▶ **YOUR TASKS**:
A) Summarize the passage on Russia's stance toward Afghanistan in two sentences.
B) Write the next part of the passage on Russia's stance toward Afghanistan, picking up after its final sentence.

▶ **READING PASSAGE**:
>>>
Russia wants to be strategically relevant in the entire region in opposition to US interests. The clash between Russia and the US and its European allies has been building up since Georgia in 2008, onto Crimea in 2014 and finally, Ukraine. The allegations that Russia had interfered in the last US presidential elections have also exacerbated relations.
Russia has moved a considerable distance away from its stance in the 1990s when along with India, Iran, Uzbekistan and Tajikistan, a joint effort was made to keep the Taliban at bay. This was successful until the assassination of Ahmed Shah Massoud on 9 September 2001. The suicide bombers had travelled via Pakistan. The implications of this major event were lost in the catastrophe of 9/11.
The Russians have met Taliban representatives several times in the past two years. It is possible that the Russians seek to get the Taliban to destabilise the Ghani Government seen by the Russians as a US-backed regime. Besides, neither the Russians, Chinese nor Iranians have taken too kindly to the US decision to maintain its bases in Afghanistan for power projection into Central Asia. President Vladimir Putin’s special envoy to Afghanistan, Zamir Kabulov, has said Russia “will not tolerate this”.
Kabulov has also said that the ISIS is a bigger threat to the region than the Taliban. The storyline is that in the interest of peace in Afghanistan, the Taliban be considered as a political and social movement. The Russians believe that the ISIS cannot be eliminated without cooperation from Pakistan. This cooperation means being on the same page about the Taliban. It is interesting that none of the powers — America, Russia, China and Iran — is willing to even talk about the role that the Pakistan-backed Haqqani Network will be playing in the game that is unfolding.
The Russians do have genuine worries though. An estimated 50,000 Russians die every year due to heroin addiction. This is a huge number in any country but even more in a country with a declining population. Fifteen years ago, the Muslim population in Russia was about 10 per cent; today it is more than 13 per cent. Moscow is now home to about 1.5 to two million Muslims, making it the second largest Muslim city in Europe. The Muslims are mostly Sunni but many were without the traditional Muslim moorings. This is beginning to change with increasing radicalisation.
Russia does have a serious problem if one considers that an estimated 5,000 to 7,000 ISIS cadres speak Russian of which half are Russian citizens and the rest from Central Asia. This makes Russian the second most popular language in the ISIS. The Russian contingent have their own command and control structure. Inevitably, the fear now is that these jihadis will return to Russia. By 2015, these battle-hardened cadres were finding their way home.
<<<
Records from a data source
>>>
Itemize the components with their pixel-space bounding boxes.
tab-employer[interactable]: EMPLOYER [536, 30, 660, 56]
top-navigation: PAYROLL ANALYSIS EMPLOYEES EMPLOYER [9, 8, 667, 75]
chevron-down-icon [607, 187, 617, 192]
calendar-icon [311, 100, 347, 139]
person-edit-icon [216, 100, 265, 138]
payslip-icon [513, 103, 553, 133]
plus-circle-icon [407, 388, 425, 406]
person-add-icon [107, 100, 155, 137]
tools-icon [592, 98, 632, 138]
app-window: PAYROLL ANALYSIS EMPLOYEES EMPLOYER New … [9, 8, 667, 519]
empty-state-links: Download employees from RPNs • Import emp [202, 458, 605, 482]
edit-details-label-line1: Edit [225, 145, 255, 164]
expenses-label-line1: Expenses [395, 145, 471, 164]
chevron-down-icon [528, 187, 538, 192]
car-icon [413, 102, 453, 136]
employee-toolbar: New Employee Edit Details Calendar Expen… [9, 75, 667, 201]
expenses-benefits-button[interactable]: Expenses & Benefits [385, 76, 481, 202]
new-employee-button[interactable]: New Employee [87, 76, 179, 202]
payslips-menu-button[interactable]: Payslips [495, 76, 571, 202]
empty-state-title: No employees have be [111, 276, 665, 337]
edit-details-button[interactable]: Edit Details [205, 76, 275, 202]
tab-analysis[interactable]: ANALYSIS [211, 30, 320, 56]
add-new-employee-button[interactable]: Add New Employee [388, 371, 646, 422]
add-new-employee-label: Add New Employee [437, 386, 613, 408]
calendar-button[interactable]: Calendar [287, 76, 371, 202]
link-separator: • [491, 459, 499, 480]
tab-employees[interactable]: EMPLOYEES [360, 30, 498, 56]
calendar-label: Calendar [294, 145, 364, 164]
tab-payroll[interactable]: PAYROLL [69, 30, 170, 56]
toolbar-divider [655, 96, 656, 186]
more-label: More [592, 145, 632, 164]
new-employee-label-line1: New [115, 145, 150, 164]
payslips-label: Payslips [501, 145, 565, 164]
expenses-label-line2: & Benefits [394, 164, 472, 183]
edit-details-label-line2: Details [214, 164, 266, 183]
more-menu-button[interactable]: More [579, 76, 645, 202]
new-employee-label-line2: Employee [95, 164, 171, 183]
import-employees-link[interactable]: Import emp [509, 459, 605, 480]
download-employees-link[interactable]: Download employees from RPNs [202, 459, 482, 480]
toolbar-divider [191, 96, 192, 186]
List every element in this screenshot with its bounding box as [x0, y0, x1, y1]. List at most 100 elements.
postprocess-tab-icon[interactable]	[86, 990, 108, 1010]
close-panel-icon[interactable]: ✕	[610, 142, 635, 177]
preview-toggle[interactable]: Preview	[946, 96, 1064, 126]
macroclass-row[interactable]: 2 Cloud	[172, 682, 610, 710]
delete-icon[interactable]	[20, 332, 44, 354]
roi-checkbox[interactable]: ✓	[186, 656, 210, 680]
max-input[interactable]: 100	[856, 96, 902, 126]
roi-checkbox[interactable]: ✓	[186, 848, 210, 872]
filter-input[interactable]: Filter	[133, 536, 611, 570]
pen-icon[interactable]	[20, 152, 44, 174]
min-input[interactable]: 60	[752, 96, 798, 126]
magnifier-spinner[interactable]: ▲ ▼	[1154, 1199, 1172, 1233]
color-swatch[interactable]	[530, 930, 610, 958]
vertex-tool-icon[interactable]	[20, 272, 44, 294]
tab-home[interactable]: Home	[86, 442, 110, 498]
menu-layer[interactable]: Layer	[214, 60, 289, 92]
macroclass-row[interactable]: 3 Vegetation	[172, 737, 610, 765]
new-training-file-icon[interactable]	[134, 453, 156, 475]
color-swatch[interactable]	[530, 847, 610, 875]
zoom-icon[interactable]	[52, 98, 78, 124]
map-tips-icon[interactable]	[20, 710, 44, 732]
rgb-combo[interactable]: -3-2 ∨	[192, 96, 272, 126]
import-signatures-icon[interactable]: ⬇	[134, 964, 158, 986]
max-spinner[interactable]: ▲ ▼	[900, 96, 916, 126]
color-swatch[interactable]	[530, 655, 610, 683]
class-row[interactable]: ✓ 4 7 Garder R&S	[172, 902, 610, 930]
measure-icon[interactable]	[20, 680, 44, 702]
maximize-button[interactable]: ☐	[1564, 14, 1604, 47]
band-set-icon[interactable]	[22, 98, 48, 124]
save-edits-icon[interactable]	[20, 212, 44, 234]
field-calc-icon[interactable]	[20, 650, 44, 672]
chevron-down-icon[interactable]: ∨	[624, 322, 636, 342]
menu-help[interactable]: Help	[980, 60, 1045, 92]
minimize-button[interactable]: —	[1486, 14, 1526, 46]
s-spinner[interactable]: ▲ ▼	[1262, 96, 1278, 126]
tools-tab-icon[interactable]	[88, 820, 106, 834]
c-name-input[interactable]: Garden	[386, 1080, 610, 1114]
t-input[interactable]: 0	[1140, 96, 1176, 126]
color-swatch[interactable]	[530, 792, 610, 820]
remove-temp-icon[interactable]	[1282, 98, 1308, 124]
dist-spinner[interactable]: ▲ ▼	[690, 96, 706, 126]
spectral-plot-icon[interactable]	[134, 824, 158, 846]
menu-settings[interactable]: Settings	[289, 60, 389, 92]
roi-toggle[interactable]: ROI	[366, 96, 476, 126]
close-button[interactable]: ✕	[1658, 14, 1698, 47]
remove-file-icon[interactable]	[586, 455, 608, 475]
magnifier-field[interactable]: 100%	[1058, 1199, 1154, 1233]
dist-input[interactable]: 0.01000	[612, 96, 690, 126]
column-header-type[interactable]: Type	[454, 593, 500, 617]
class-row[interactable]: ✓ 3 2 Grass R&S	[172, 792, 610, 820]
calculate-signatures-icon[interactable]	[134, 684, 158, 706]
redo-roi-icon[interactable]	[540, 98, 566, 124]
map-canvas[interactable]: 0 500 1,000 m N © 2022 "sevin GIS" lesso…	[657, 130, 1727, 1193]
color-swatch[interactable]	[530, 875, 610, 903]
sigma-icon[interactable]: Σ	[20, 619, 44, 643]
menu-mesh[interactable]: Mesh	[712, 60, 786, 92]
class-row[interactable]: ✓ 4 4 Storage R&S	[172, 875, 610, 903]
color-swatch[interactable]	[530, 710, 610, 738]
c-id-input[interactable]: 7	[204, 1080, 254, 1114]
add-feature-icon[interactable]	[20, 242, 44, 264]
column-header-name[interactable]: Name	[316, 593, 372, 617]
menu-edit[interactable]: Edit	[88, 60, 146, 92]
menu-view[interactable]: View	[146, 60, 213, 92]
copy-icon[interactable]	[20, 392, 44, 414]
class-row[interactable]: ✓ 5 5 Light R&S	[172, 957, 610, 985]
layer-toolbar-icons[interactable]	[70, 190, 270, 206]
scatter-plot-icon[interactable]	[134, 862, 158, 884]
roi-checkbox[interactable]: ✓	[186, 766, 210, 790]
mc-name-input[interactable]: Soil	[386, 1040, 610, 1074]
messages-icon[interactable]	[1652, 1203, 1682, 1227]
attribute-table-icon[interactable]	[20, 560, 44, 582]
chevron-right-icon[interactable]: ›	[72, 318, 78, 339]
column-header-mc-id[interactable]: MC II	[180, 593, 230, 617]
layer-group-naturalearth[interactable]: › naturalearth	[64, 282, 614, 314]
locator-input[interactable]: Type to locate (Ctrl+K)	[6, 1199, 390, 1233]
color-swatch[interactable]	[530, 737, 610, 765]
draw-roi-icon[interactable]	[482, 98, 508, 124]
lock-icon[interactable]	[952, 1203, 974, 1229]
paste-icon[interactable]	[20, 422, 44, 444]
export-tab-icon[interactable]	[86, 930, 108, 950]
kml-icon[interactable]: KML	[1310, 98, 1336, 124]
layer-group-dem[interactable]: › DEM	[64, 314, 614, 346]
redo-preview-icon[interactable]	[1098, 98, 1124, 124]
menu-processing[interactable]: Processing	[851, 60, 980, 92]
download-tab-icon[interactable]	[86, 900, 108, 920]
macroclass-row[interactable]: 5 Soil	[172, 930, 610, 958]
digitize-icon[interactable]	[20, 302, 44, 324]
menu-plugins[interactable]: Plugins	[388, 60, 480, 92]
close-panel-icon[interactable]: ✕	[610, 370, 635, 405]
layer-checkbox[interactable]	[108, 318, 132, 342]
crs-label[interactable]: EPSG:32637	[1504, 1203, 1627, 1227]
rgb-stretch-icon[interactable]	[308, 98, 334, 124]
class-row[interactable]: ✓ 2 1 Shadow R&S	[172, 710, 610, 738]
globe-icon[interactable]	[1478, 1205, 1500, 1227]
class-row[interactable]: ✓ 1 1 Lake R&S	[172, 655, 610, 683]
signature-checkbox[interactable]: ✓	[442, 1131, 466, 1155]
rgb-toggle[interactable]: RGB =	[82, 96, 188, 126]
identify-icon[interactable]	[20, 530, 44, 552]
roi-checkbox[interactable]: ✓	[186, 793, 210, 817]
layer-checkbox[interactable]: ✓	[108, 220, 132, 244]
<<<
▶ **ACTIVITY ANSWERS**:
A) Seeking strategic relevance in the region in opposition to US interests, Russia has moved from its 1990s joint effort with India, Iran, Uzbekistan and Tajikistan to keep the Taliban at bay toward meeting Taliban representatives, and its envoy calls ISIS a bigger threat than the Taliban. Russia also has genuine worries: an estimated 50,000 heroin deaths a year, increasing radicalization among its Muslims, and thousands of Russian-speaking ISIS cadres who are returning home.

B)
China is worried about an Islamist spillover from the ISIS or even the Taliban, into Xinjiang province and Iran is decidedly uncomfortable with a strong Sunni presence on its borders. The Iranians are also apprehensive now of the recently formed Saudi-sponsored Islamic Military Alliance to Fight Terrorism, a collection of Sunni nations. Policies in and about Afghanistan are more likely to remain a reflection of a larger US-Russia antagonism and a high level of mutual suspicion accompanied by rising ambitions and fears of China and Iran.
The Chinese seek to move into empty spaces that might be vacated by an America that is looking for exits and solutions that are not seen as failures. Yet the Chinese have until recently refrained from getting militarily involved and have let the Russians lift the heavy load for them in Syria. They themselves give the image of a responsible country with deep pockets, but most do not quite see the tight fists inside them. Their investments in Afghanistan designed for extracting mineral resources are less than India’s. China’s strategic interest in Afghanistan and Central Asia revolves around the One Belt One Road project, of which the CPEC is a subsidiary project. China sees an opportunity in Iran, which would enable it to have access to the Gulf through Afghanistan and to the Caspian Sea through Iran.
China’s security interests hover around keeping Xinjiang free of Islamist influences i.e. the Taliban and ISIS varieties. Banning beards of a certain length and veils may be a part of this attempt to provide conformity, but also indicates a growing fear among China’s rulers about this restive province. This may not be enough and hence the Chinese have been using the Pakistani connection for contacts with the Taliban. They will go along with the Pakistani distinctions between “good Taliban” and “bad Taliban”. It suits China to have direct contact with the Taliban, which gives both the Taliban and Pakistan greater legitimacy and the Chinese hope to secure themselves somewhat in Xinjiang. India may have provided some limited military assistance lately (M-25 attack helicopters) but the Chinese also have conducted joint patrols with Afghan forces to indicate their availability in the face of an US drawdown.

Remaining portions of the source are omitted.